• **SHORT PROBLEM**: Where a line holds "tuméfaction", copy it.

....................

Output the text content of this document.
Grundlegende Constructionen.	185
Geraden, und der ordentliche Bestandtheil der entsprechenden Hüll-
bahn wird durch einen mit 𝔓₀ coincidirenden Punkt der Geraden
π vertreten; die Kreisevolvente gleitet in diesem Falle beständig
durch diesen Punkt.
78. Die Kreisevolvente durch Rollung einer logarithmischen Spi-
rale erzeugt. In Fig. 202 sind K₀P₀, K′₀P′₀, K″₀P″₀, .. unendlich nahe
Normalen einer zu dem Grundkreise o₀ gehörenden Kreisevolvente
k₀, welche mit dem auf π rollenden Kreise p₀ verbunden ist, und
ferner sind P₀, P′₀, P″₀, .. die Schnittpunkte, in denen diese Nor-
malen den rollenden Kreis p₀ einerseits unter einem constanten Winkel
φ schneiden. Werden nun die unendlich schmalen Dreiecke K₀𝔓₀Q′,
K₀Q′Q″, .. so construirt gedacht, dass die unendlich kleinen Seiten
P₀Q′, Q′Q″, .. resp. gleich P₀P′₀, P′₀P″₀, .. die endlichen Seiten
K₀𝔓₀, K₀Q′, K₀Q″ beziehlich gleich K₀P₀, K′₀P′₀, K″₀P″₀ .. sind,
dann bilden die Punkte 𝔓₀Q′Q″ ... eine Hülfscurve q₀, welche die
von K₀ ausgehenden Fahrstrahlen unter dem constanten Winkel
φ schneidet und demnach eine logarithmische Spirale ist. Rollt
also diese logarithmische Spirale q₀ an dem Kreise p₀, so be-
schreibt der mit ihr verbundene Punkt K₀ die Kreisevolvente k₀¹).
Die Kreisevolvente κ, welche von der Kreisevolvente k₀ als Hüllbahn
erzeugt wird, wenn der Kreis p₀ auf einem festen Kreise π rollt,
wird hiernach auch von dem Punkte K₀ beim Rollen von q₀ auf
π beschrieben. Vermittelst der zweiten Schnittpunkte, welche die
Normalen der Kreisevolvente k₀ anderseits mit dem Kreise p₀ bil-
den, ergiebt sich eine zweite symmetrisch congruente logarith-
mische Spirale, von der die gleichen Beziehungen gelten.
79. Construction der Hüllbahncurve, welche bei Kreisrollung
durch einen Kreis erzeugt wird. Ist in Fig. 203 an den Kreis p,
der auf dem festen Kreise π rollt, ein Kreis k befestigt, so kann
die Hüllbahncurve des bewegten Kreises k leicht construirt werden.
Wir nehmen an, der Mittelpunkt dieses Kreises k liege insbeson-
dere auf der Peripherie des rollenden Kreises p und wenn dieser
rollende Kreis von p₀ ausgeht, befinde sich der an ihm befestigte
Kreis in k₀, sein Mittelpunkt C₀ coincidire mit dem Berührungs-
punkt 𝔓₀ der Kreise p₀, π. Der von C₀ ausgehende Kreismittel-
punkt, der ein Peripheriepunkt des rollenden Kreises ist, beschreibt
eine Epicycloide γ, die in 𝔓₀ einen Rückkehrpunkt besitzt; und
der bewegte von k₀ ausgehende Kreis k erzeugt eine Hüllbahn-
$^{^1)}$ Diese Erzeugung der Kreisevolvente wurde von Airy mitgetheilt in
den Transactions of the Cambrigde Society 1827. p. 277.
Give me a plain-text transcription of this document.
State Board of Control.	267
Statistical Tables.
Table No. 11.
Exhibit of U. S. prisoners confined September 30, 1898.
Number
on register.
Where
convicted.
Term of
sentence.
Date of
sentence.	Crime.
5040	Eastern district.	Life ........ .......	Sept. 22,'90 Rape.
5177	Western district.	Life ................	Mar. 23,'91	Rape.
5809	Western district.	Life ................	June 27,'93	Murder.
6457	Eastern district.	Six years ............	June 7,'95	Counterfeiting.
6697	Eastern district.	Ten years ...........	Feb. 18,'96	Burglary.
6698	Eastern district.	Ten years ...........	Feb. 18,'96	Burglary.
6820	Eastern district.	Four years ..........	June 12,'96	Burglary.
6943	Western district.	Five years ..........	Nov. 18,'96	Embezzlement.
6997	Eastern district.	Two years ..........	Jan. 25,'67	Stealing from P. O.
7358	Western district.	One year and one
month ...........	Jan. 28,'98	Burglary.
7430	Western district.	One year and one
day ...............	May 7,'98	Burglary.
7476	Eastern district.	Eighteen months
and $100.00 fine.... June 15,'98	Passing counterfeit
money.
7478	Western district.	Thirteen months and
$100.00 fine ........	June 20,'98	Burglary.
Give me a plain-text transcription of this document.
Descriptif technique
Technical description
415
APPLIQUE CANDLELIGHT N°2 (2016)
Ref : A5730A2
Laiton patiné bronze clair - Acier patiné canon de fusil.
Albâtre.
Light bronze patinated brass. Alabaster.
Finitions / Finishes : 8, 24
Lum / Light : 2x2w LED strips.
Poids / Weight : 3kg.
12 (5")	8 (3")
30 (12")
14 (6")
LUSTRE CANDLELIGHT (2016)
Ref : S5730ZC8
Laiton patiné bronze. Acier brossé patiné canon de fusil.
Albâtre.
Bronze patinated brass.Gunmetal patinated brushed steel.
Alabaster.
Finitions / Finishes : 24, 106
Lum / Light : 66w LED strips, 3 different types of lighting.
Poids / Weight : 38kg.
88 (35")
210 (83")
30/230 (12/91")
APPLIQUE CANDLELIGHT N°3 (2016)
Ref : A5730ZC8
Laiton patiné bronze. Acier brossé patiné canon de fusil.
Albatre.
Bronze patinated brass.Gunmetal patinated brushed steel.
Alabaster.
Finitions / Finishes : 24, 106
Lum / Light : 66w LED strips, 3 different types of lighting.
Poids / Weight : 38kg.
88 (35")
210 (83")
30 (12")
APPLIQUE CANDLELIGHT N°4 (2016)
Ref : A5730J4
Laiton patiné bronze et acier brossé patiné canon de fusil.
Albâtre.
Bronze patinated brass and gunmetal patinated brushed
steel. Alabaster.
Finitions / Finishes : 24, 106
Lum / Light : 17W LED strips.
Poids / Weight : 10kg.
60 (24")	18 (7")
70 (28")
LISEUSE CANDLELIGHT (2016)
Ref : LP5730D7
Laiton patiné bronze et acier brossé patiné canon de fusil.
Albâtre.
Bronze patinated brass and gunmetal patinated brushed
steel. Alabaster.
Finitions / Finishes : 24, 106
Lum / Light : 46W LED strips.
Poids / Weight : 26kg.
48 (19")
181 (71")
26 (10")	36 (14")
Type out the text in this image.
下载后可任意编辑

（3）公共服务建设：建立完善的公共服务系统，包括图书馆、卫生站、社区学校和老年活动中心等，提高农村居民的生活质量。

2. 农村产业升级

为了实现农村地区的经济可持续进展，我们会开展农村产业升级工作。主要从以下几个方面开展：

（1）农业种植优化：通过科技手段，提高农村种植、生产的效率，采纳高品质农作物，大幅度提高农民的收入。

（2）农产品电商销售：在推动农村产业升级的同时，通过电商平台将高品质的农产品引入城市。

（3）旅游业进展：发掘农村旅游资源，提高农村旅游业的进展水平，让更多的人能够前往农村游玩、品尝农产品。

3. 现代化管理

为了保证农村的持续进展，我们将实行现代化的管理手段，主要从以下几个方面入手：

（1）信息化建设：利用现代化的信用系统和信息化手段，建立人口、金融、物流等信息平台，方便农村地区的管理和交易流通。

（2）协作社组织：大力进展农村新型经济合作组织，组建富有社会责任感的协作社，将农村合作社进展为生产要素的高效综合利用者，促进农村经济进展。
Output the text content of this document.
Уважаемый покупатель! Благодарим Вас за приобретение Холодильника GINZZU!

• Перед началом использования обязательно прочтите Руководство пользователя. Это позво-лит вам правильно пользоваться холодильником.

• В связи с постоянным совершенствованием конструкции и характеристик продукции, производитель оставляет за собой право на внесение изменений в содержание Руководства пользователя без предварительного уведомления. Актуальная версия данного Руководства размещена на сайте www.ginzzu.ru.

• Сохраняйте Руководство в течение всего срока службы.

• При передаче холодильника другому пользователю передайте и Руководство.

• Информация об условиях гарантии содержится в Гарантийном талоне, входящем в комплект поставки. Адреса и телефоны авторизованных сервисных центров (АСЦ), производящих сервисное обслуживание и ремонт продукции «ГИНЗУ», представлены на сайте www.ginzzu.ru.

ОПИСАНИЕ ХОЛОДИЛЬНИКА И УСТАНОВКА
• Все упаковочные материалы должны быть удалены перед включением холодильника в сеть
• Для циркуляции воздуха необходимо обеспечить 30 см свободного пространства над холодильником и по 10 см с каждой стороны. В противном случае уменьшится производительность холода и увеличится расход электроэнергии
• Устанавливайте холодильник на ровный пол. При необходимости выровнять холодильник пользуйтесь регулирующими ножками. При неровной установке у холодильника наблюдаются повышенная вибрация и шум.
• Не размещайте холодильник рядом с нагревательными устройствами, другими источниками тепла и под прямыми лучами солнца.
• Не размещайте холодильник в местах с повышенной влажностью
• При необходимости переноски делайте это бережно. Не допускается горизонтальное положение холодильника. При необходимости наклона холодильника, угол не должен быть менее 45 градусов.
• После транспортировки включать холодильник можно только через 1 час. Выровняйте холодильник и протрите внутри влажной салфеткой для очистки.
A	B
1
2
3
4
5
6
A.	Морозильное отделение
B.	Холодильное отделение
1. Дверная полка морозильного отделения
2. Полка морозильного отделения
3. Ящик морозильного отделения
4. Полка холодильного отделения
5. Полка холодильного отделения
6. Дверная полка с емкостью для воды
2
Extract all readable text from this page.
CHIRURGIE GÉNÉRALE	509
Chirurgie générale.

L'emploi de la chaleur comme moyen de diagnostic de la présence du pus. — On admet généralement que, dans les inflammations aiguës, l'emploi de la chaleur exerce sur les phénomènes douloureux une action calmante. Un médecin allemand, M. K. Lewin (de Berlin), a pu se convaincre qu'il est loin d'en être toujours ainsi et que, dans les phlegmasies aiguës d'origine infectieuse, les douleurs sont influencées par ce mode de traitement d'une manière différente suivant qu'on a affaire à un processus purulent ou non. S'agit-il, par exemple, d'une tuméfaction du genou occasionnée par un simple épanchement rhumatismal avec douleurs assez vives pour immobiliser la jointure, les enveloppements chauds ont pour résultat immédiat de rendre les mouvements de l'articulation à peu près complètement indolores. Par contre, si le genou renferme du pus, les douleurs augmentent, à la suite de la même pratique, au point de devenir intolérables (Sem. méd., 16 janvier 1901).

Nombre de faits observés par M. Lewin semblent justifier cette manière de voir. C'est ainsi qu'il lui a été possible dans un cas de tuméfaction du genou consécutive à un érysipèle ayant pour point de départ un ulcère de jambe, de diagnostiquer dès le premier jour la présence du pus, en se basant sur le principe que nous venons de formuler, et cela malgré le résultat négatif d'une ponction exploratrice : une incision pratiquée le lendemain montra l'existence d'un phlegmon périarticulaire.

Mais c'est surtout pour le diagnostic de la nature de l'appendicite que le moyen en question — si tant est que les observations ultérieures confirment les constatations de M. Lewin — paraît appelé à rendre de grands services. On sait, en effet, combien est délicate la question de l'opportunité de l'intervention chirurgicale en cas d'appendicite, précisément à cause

....................

• **FULL ANSWER**:
L'emploi de la chaleur comme moyen de diagnostic de la présence du pus. — On admet généralement que, dans les inflammations aiguës, l'emploi de la chaleur exerce sur les phénomènes douloureux une action calmante. Un médecin allemand, M. K. Lewin (de Berlin), a pu se convaincre qu'il est loin d'en être toujours ainsi et que, dans les phlegmasies aiguës d'origine infectieuse, les douleurs sont influencées par ce mode de traitement d'une manière différente suivant qu'on a affaire à un processus purulent ou non. S'agit-il, par exemple, d'une tuméfaction du genou occasionnée par un simple épanchement rhumatismal avec douleurs assez vives pour immobiliser la jointure, les enveloppements chauds ont pour résultat immédiat de rendre les mouvements de l'articulation à peu près complètement indolores. Par contre, si le genou renferme du pus, les douleurs augmentent, à la suite de la même pratique, au point de devenir intolérables (Sem. méd., 16 janvier 1901).
Nombre de faits observés par M. Lewin semblent justifier cette manière de voir. C'est ainsi qu'il lui a été possible dans un cas de tuméfaction du genou consécutive à un érysipèle ayant pour point de départ un ulcère de jambe, de diagnostiquer dès le premier jour la présence du pus, en se basant sur le principe que nous venons de formuler, et cela malgré le résultat négatif d'une ponction exploratrice : une incision pratiquée le lendemain montra l'existence d'un phlegmon périarticulaire.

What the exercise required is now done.